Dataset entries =
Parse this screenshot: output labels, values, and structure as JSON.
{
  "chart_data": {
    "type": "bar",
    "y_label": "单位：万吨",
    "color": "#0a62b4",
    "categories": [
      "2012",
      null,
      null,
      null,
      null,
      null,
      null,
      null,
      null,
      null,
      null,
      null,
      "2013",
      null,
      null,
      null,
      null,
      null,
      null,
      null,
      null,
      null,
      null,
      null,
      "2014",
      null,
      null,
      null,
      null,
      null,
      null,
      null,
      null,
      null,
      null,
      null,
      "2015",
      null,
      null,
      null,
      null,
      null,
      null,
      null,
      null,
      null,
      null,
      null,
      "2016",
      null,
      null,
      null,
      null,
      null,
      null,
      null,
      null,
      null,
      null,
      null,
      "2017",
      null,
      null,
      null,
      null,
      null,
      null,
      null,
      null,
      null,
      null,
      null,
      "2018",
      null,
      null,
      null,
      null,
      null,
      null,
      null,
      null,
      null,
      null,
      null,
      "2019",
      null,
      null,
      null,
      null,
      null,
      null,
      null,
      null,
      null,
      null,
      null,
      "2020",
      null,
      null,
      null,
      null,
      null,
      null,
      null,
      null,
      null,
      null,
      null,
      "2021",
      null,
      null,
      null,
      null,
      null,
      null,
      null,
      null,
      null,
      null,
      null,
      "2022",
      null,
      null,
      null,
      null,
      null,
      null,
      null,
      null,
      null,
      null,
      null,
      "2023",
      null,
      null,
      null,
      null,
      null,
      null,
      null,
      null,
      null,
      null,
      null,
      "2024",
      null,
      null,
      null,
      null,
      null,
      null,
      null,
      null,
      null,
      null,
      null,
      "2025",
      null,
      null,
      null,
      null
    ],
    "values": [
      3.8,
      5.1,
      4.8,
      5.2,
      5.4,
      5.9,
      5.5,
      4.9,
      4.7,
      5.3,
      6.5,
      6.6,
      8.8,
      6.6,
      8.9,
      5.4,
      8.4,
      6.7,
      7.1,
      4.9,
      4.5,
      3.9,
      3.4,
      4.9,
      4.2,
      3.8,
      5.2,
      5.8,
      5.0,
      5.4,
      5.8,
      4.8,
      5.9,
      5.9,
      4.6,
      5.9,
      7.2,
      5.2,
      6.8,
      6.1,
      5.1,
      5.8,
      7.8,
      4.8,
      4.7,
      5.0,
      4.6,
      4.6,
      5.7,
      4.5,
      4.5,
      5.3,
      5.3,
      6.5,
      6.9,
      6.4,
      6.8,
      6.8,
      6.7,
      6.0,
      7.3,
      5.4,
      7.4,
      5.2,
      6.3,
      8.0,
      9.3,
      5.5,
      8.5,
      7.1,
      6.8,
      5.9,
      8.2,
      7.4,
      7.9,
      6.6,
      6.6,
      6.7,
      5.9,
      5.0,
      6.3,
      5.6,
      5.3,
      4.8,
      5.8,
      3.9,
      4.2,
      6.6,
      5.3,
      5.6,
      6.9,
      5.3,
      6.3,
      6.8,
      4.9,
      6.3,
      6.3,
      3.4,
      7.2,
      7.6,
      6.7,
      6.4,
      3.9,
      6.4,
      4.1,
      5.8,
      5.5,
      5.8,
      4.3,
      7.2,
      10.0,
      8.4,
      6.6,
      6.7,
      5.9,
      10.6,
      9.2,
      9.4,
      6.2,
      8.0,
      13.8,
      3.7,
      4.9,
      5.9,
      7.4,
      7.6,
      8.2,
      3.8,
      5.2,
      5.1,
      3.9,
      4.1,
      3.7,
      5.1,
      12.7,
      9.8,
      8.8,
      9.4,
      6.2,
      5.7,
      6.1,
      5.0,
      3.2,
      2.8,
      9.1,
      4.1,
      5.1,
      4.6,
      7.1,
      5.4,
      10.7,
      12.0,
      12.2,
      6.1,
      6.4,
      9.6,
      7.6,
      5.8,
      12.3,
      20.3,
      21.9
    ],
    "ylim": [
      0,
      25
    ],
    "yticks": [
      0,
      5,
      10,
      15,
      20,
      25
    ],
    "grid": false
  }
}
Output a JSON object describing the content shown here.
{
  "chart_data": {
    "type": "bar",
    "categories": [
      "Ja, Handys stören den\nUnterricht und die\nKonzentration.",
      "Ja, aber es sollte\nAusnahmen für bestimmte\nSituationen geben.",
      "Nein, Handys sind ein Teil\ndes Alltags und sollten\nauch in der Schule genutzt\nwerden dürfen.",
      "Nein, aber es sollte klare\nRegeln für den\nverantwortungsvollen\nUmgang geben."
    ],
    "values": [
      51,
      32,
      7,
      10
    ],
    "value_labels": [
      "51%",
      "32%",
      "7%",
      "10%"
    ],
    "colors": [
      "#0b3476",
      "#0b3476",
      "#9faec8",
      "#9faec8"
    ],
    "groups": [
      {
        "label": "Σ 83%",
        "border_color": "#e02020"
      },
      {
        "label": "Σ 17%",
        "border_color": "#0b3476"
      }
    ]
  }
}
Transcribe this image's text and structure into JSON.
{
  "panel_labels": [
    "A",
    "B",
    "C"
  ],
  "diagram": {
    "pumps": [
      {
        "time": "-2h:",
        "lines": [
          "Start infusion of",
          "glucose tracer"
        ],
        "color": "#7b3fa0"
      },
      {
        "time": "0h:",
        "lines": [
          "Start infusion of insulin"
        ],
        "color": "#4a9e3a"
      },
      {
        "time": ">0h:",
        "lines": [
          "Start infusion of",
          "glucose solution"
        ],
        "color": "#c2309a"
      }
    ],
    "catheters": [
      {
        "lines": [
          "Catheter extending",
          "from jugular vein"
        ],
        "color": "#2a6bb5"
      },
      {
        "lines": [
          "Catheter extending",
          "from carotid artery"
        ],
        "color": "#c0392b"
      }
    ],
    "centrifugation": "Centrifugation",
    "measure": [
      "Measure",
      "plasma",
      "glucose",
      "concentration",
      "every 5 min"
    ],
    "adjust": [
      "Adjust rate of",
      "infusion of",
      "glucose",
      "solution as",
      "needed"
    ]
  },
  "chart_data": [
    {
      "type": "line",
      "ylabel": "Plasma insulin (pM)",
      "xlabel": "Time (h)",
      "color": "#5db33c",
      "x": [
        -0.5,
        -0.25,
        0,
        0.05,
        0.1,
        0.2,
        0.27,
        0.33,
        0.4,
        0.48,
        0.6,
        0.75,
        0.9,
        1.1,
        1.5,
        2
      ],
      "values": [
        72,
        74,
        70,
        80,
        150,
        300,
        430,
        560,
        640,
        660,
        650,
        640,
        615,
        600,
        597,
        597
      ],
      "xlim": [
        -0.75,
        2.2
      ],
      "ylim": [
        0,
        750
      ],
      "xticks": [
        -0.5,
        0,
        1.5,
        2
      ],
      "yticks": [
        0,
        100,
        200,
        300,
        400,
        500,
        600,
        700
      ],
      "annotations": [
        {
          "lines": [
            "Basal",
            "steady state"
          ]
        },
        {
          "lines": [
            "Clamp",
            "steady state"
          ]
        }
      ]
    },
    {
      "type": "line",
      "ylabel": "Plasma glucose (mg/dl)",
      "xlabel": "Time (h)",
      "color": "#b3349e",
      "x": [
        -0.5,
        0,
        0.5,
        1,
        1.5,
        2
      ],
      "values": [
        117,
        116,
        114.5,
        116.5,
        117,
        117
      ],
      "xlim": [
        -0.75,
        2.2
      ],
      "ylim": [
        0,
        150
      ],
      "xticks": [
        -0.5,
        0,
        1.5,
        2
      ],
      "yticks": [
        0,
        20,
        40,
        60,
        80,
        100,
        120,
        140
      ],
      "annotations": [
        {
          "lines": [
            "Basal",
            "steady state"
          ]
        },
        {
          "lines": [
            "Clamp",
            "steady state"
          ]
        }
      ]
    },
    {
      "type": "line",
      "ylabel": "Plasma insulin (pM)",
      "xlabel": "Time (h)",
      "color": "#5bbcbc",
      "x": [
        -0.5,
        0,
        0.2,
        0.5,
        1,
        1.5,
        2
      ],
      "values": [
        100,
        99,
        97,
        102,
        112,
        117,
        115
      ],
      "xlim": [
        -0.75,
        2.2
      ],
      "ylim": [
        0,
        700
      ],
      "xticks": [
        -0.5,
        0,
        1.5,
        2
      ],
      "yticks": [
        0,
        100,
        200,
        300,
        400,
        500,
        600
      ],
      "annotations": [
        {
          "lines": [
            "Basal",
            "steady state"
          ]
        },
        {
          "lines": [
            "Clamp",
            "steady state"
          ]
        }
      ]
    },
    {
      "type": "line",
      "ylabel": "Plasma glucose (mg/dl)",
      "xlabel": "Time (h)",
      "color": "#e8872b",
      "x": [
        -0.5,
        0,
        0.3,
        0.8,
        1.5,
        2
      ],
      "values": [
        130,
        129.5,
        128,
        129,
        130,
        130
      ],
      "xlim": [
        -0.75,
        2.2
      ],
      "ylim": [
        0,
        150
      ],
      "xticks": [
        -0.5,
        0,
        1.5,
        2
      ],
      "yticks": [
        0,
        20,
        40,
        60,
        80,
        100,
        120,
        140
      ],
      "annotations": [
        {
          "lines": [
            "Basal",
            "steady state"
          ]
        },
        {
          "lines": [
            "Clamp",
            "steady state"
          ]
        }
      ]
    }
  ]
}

PROBLEM TO WORK ON =
Copy each line of the records that contains the word "this".

TASK RESPONSE =
Parse this screenshot: output labels, values, and structure as JSON.
Transcribe this image's text and structure into JSON.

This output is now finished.